(EXERCISE DIRECTIONS) Reproduce the entries below in full, word for word.

Rows from a figure dataset:
● ● ●

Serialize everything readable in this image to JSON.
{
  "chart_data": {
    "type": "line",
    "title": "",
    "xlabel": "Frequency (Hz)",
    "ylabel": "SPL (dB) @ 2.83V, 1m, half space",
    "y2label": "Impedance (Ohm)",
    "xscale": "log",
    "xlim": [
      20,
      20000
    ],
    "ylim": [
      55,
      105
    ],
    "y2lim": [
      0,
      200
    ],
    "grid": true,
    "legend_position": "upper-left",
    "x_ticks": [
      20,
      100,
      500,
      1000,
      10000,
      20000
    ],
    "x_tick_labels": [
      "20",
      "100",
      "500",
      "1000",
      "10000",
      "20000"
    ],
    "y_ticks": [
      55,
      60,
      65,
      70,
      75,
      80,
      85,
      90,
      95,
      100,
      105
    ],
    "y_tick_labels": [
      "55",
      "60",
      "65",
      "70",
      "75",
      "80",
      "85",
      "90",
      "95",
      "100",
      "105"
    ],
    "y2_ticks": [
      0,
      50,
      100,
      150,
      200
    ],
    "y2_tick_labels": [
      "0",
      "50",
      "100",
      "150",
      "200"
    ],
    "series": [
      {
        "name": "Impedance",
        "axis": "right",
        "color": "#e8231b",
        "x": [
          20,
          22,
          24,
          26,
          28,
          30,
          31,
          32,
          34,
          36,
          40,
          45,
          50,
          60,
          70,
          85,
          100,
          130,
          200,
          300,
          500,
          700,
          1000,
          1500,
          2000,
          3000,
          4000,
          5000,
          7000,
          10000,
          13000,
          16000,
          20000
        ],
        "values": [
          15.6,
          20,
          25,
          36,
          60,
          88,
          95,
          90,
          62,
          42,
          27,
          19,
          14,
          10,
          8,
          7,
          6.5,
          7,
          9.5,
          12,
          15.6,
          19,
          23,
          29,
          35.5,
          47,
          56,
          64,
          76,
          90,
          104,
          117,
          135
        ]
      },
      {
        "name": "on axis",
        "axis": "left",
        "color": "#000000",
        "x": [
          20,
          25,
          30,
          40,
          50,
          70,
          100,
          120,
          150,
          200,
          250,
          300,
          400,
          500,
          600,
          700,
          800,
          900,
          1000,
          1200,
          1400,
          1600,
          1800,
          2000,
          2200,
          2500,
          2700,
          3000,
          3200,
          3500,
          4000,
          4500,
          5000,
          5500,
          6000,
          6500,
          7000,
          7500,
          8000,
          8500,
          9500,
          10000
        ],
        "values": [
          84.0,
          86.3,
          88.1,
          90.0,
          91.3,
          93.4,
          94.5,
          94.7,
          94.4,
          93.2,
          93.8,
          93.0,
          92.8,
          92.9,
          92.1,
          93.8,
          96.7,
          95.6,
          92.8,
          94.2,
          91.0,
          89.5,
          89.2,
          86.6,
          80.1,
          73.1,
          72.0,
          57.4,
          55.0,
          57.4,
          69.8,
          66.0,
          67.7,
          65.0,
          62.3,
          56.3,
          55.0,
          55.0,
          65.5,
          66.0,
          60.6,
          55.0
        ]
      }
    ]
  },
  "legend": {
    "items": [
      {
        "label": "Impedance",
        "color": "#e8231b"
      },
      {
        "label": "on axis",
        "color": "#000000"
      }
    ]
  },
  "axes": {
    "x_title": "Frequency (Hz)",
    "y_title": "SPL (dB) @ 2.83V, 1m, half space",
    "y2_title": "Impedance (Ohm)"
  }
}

● ● ●

(IN RESPONSE)
Serialize everything readable in this image to JSON.
{
  "chart_data": {
    "type": "line",
    "title": "",
    "xlabel": "Frequency (Hz)",
    "ylabel": "SPL (dB) @ 2.83V, 1m, half space",
    "y2label": "Impedance (Ohm)",
    "xscale": "log",
    "xlim": [
      20,
      20000
    ],
    "ylim": [
      55,
      105
    ],
    "y2lim": [
      0,
      200
    ],
    "grid": true,
    "legend_position": "upper-left",
    "x_ticks": [
      20,
      100,
      500,
      1000,
      10000,
      20000
    ],
    "x_tick_labels": [
      "20",
      "100",
      "500",
      "1000",
      "10000",
      "20000"
    ],
    "y_ticks": [
      55,
      60,
      65,
      70,
      75,
      80,
      85,
      90,
      95,
      100,
      105
    ],
    "y_tick_labels": [
      "55",
      "60",
      "65",
      "70",
      "75",
      "80",
      "85",
      "90",
      "95",
      "100",
      "105"
    ],
    "y2_ticks": [
      0,
      50,
      100,
      150,
      200
    ],
    "y2_tick_labels": [
      "0",
      "50",
      "100",
      "150",
      "200"
    ],
    "series": [
      {
        "name": "Impedance",
        "axis": "right",
        "color": "#e8231b",
        "x": [
          20,
          22,
          24,
          26,
          28,
          30,
          31,
          32,
          34,
          36,
          40,
          45,
          50,
          60,
          70,
          85,
          100,
          130,
          200,
          300,
          500,
          700,
          1000,
          1500,
          2000,
          3000,
          4000,
          5000,
          7000,
          10000,
          13000,
          16000,
          20000
        ],
        "values": [
          15.6,
          20,
          25,
          36,
          60,
          88,
          95,
          90,
          62,
          42,
          27,
          19,
          14,
          10,
          8,
          7,
          6.5,
          7,
          9.5,
          12,
          15.6,
          19,
          23,
          29,
          35.5,
          47,
          56,
          64,
          76,
          90,
          104,
          117,
          135
        ]
      },
      {
        "name": "on axis",
        "axis": "left",
        "color": "#000000",
        "x": [
          20,
          25,
          30,
          40,
          50,
          70,
          100,
          120,
          150,
          200,
          250,
          300,
          400,
          500,
          600,
          700,
          800,
          900,
          1000,
          1200,
          1400,
          1600,
          1800,
          2000,
          2200,
          2500,
          2700,
          3000,
          3200,
          3500,
          4000,
          4500,
          5000,
          5500,
          6000,
          6500,
          7000,
          7500,
          8000,
          8500,
          9500,
          10000
        ],
        "values": [
          84.0,
          86.3,
          88.1,
          90.0,
          91.3,
          93.4,
          94.5,
          94.7,
          94.4,
          93.2,
          93.8,
          93.0,
          92.8,
          92.9,
          92.1,
          93.8,
          96.7,
          95.6,
          92.8,
          94.2,
          91.0,
          89.5,
          89.2,
          86.6,
          80.1,
          73.1,
          72.0,
          57.4,
          55.0,
          57.4,
          69.8,
          66.0,
          67.7,
          65.0,
          62.3,
          56.3,
          55.0,
          55.0,
          65.5,
          66.0,
          60.6,
          55.0
        ]
      }
    ]
  },
  "legend": {
    "items": [
      {
        "label": "Impedance",
        "color": "#e8231b"
      },
      {
        "label": "on axis",
        "color": "#000000"
      }
    ]
  },
  "axes": {
    "x_title": "Frequency (Hz)",
    "y_title": "SPL (dB) @ 2.83V, 1m, half space",
    "y2_title": "Impedance (Ohm)"
  }
}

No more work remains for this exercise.